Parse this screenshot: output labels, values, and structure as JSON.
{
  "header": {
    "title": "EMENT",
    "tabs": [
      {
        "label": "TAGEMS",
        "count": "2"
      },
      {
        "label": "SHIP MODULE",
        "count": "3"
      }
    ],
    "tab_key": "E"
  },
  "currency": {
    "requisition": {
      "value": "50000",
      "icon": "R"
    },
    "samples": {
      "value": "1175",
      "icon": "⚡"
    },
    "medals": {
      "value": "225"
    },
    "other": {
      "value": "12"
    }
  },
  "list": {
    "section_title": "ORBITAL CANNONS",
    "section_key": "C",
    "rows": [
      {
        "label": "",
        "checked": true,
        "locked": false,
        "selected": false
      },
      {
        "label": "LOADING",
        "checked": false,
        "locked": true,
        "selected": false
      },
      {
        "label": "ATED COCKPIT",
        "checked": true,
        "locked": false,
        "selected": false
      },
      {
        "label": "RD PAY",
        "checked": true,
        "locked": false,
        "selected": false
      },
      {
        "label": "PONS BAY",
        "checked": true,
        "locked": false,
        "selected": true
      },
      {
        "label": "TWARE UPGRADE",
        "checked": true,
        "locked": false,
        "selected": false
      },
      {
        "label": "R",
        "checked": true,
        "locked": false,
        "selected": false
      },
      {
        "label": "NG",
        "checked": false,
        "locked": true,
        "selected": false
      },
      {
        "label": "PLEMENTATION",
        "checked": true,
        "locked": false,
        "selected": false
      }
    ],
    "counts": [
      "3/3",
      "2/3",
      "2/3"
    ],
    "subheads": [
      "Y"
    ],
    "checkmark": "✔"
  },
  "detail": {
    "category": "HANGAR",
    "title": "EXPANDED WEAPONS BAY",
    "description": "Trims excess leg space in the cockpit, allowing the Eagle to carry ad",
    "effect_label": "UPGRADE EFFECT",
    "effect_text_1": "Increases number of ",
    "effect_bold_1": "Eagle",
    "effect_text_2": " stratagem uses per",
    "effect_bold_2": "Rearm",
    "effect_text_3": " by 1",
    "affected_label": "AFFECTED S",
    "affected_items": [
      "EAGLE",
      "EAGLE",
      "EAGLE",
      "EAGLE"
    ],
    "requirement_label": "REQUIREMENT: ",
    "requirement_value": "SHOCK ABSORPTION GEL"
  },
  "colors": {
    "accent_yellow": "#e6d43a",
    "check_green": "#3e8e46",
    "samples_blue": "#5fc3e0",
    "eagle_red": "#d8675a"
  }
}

-.-.-

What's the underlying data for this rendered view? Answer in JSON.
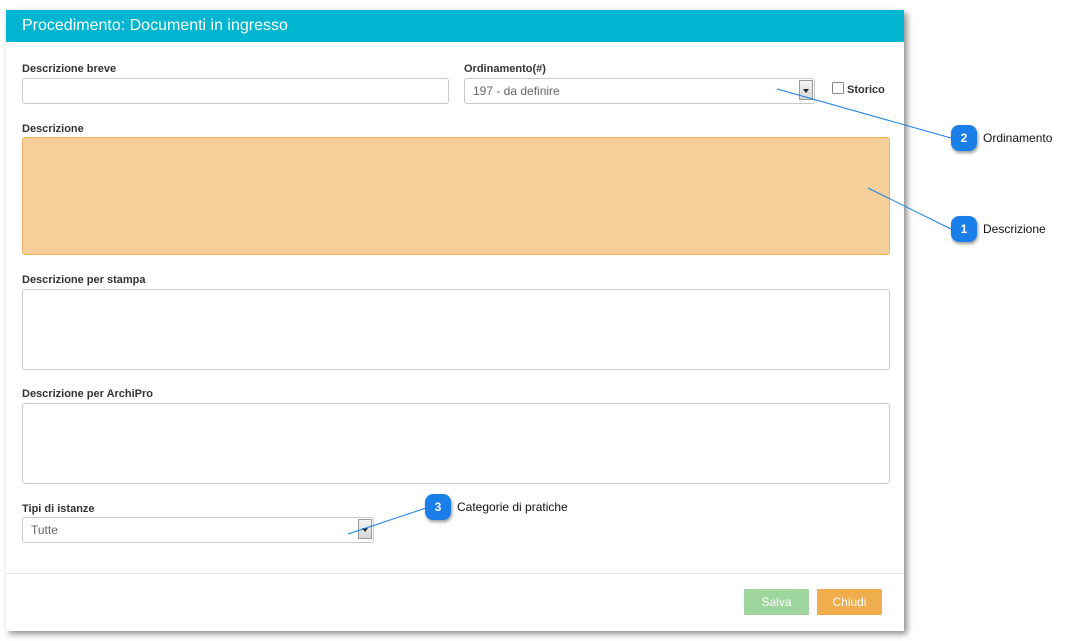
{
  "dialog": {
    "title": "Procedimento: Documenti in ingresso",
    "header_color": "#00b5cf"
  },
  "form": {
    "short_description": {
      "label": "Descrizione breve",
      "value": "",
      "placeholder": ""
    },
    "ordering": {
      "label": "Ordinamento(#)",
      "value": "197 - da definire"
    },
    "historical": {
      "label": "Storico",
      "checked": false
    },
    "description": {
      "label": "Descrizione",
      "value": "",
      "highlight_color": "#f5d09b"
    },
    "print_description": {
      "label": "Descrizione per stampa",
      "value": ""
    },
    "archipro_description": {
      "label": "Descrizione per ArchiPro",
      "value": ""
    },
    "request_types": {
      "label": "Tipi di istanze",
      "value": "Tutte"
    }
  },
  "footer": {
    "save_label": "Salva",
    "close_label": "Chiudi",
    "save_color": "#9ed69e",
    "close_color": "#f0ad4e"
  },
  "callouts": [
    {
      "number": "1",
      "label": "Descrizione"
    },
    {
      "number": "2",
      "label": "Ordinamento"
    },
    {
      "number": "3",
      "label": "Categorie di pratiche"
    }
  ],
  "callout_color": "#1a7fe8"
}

-.-.-

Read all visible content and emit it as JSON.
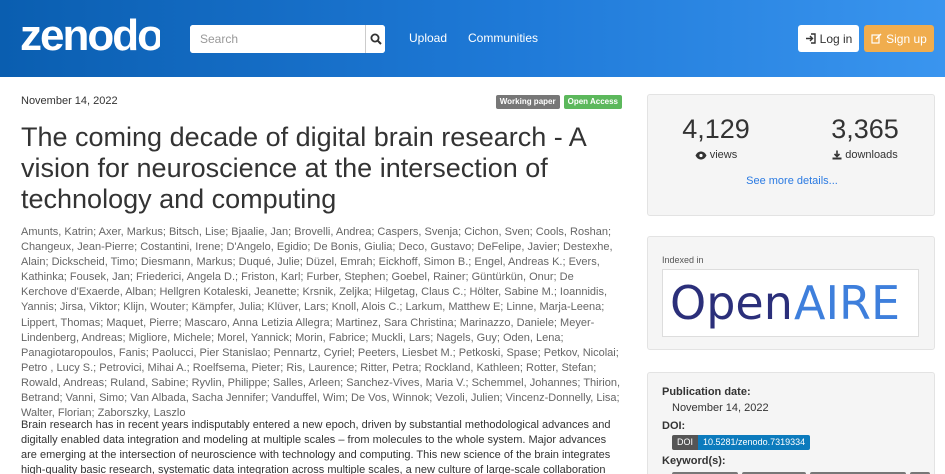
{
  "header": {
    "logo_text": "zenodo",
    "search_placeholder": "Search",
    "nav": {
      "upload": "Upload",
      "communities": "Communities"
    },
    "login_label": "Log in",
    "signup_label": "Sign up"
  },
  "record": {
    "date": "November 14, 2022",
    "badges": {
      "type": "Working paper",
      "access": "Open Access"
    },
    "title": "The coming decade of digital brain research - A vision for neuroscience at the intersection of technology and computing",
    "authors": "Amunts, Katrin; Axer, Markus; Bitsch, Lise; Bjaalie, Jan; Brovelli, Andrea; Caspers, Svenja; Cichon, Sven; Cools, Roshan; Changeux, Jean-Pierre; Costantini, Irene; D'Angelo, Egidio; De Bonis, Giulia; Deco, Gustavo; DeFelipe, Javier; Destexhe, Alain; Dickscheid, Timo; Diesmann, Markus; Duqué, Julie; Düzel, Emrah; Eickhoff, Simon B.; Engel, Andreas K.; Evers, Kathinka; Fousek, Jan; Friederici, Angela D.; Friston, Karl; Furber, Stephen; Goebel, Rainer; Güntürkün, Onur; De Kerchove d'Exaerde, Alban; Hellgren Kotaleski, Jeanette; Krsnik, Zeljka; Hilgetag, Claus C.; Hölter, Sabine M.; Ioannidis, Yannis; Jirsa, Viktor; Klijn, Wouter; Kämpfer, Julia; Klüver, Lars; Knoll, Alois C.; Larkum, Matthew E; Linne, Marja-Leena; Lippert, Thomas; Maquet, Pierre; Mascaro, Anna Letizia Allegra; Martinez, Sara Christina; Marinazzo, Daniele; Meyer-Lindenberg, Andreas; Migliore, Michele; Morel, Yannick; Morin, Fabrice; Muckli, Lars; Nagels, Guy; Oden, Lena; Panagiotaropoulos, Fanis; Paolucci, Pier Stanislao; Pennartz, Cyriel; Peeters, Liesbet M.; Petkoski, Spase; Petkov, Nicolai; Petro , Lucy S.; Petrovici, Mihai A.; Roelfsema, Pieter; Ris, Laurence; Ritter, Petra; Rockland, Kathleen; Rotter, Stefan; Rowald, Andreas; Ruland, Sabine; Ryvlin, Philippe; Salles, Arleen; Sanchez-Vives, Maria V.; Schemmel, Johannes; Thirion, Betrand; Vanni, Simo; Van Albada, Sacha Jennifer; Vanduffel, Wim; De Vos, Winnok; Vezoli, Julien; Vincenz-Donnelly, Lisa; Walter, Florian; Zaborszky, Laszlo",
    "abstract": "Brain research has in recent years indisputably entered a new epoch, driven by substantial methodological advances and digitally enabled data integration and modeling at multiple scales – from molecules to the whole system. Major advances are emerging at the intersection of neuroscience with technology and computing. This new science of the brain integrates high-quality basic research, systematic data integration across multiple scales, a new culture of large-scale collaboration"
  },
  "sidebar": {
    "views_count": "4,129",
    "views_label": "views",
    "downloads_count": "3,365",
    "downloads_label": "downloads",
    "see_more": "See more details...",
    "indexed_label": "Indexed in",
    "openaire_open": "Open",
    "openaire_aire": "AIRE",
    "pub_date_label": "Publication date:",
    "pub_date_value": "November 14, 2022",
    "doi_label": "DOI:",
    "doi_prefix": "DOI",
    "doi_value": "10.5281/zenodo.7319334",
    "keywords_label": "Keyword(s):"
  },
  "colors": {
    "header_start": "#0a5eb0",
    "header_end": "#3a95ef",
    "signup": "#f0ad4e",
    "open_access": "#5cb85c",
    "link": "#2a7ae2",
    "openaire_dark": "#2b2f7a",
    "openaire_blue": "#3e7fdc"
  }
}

-.-.-

[Your goal]
Looking at the records above, report how many lines contain the word "data". Answer with the number only.

[Result of the exercise]
2